DIRECTIONS
Where a line contains the string "round", copy that line.

RECORDS FOR THE TASK
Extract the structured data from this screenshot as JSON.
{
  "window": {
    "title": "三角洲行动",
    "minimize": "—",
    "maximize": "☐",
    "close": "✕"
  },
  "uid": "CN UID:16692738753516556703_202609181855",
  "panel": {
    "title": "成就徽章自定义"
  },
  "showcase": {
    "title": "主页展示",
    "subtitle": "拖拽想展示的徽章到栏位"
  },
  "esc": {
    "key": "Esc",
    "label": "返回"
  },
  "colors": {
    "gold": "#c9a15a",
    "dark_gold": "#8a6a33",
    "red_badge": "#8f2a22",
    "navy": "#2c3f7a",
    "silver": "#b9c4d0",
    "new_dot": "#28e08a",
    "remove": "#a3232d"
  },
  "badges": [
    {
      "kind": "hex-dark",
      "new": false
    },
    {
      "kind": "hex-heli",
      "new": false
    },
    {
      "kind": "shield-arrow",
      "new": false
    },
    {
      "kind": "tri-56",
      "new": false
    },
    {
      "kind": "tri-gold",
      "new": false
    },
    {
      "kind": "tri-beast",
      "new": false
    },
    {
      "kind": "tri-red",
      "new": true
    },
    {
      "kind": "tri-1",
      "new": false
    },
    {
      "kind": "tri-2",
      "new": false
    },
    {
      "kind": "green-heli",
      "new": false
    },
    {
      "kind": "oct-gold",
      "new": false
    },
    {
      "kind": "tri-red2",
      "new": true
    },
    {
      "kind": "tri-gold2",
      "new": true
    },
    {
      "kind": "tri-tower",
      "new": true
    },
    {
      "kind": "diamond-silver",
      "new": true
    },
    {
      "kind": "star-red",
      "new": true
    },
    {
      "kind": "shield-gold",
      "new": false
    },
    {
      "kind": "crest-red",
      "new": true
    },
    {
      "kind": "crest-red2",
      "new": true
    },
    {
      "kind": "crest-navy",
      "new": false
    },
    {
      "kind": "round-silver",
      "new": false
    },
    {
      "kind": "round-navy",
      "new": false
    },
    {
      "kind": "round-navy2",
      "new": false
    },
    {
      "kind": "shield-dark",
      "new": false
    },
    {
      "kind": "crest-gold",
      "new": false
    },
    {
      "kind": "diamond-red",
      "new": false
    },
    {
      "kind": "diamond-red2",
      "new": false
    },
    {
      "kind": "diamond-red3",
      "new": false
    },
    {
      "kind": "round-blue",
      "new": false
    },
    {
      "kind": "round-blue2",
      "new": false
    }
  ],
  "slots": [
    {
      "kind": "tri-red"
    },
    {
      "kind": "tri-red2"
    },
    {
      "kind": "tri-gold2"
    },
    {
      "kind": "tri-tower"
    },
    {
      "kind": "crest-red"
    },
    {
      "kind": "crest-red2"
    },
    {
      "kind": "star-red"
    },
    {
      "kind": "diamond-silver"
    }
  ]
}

REPLY
      "kind": "round-silver",
      "kind": "round-navy",
      "kind": "round-navy2",
      "kind": "round-blue",
      "kind": "round-blue2",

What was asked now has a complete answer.